Records follow. Pull out every line that contains "Dollar".

- Saved data entries
— BEGIN —

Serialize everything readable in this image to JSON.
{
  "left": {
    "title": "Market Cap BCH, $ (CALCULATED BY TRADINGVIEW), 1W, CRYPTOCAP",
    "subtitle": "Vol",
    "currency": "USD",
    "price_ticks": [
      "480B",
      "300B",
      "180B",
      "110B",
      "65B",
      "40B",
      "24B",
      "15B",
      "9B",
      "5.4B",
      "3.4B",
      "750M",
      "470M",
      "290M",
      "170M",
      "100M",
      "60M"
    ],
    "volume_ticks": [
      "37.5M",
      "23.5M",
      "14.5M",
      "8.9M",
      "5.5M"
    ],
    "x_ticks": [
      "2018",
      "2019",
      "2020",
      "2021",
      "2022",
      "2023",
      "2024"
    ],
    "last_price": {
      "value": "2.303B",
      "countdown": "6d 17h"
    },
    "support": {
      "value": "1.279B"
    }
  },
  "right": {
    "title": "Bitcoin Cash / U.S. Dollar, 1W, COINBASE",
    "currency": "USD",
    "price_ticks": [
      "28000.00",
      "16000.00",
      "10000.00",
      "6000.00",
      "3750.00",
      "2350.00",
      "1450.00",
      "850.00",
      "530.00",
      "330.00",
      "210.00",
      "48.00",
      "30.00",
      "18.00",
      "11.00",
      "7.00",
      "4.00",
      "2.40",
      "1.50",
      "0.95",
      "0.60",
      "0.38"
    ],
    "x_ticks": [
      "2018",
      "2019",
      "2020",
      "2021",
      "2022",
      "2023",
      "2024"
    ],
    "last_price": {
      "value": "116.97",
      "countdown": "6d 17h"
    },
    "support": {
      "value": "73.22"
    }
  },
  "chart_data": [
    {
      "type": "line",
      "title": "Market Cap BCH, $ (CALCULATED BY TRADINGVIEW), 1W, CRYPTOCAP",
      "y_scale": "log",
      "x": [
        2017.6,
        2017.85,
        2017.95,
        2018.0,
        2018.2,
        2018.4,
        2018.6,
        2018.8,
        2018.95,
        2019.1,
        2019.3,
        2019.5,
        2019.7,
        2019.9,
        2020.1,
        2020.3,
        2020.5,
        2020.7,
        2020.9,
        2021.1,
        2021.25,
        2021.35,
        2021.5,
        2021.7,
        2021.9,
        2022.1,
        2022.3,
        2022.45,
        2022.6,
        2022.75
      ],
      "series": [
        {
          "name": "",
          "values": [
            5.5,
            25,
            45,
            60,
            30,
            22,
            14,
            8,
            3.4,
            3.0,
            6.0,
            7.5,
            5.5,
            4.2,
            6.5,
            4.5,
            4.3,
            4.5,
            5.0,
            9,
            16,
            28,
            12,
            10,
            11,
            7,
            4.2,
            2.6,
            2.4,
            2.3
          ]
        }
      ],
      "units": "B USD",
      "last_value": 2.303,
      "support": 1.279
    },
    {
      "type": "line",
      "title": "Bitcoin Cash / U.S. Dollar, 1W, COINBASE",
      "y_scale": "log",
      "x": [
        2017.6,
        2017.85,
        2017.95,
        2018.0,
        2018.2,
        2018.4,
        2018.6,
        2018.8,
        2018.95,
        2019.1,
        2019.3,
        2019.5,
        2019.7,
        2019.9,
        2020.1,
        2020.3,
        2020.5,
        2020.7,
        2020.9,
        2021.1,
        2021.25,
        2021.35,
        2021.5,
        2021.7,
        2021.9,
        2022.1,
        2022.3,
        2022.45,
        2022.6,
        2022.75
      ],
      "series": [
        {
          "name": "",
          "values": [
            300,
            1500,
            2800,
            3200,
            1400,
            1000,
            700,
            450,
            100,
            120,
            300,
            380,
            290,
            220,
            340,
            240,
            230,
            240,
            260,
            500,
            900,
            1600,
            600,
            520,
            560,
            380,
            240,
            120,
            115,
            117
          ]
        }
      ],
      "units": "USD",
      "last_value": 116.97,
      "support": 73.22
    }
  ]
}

— END —

- Exercise output
    "title": "Bitcoin Cash / U.S. Dollar, 1W, COINBASE",
      "title": "Bitcoin Cash / U.S. Dollar, 1W, COINBASE",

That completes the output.